[Start Data to use]

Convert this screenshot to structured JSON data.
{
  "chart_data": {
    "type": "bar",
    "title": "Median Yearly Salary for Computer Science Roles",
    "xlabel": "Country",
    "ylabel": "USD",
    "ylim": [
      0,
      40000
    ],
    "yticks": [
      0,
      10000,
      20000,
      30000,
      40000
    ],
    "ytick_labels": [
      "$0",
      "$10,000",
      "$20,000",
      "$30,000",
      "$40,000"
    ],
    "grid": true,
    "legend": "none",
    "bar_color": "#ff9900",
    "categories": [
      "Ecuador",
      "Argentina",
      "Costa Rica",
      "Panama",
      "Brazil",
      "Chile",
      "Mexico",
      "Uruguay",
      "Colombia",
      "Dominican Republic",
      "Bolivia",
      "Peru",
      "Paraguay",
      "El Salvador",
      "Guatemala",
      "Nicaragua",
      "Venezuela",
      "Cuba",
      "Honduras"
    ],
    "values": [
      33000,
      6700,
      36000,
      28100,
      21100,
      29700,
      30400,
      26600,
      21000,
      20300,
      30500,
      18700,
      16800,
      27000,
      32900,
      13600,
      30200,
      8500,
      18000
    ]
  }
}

[End Data to use]
[Start Data to use]

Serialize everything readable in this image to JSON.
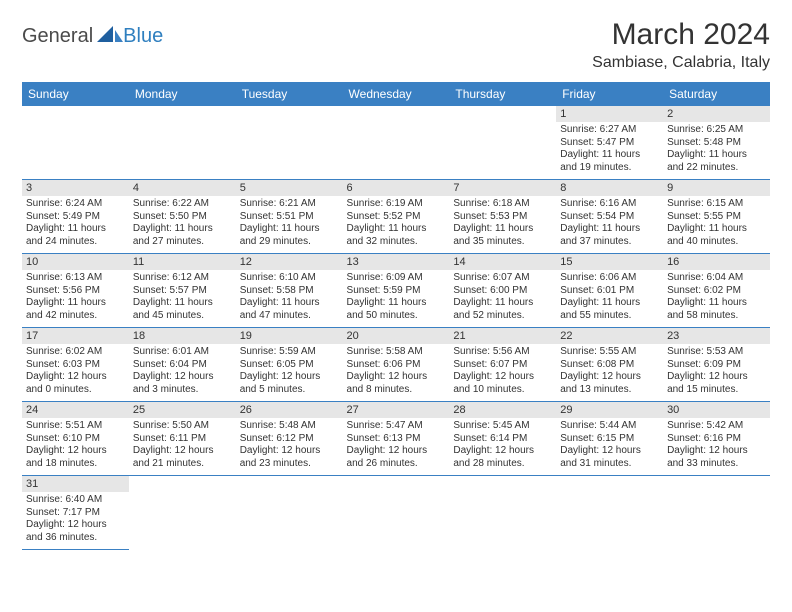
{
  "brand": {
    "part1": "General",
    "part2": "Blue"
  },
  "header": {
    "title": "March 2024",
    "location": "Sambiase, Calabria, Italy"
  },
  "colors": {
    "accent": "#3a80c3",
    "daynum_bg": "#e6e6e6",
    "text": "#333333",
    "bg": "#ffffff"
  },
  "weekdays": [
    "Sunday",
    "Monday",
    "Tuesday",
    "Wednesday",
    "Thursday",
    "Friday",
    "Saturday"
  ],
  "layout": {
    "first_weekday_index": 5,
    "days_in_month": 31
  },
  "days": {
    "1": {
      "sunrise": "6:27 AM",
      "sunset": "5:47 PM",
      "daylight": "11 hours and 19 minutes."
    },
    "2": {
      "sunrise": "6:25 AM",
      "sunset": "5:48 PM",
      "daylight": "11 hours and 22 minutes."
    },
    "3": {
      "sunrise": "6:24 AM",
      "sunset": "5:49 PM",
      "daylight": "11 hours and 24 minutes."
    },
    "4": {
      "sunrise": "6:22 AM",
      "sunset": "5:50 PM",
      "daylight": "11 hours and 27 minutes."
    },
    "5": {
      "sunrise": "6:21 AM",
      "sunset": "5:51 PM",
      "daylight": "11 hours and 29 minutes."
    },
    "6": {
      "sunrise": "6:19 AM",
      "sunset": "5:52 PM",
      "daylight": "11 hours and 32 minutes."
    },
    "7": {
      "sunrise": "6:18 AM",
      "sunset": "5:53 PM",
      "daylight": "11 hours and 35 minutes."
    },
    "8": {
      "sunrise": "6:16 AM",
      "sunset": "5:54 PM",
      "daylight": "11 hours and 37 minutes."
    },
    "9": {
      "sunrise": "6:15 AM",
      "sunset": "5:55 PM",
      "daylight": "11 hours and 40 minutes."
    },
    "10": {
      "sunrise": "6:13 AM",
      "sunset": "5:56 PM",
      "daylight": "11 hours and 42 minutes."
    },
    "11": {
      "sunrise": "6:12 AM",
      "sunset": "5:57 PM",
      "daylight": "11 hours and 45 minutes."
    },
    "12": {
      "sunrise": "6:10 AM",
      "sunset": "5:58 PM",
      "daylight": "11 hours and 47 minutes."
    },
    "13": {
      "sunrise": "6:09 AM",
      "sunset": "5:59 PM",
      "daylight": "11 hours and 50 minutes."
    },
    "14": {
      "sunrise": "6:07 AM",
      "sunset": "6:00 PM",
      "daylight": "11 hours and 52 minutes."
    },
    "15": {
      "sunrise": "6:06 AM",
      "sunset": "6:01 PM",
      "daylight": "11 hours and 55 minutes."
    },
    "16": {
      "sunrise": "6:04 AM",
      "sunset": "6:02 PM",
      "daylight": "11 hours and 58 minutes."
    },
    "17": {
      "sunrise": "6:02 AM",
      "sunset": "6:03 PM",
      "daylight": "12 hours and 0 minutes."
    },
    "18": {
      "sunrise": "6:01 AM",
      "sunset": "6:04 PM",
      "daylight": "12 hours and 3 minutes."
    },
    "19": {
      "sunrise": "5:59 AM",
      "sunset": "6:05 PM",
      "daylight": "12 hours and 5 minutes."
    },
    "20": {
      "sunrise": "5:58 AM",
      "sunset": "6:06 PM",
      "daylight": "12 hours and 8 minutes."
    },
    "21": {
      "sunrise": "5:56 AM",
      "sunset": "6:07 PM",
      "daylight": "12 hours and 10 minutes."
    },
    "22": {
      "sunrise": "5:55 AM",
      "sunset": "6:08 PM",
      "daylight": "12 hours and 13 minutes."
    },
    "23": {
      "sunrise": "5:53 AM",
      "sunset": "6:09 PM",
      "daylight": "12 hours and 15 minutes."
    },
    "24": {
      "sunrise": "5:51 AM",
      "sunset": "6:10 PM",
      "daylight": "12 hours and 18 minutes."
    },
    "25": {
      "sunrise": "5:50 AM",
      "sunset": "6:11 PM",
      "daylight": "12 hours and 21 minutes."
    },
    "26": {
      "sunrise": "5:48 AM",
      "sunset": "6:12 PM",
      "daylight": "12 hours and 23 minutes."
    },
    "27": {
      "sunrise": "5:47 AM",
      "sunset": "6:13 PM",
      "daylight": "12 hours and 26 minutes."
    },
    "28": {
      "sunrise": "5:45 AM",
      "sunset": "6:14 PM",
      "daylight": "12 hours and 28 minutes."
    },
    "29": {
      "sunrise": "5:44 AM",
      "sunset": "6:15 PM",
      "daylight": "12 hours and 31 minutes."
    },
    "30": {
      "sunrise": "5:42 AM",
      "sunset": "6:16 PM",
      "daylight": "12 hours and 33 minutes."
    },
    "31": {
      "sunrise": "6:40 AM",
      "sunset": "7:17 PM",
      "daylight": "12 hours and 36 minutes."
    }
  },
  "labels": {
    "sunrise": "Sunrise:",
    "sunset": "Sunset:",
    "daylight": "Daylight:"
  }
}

[End Data to use]

*Task instructions*.
Which lines hold the word "title"? Copy each of them from the records.

*Result*.
    "title": "Median Yearly Salary for Computer Science Roles",
    "title": "March 2024",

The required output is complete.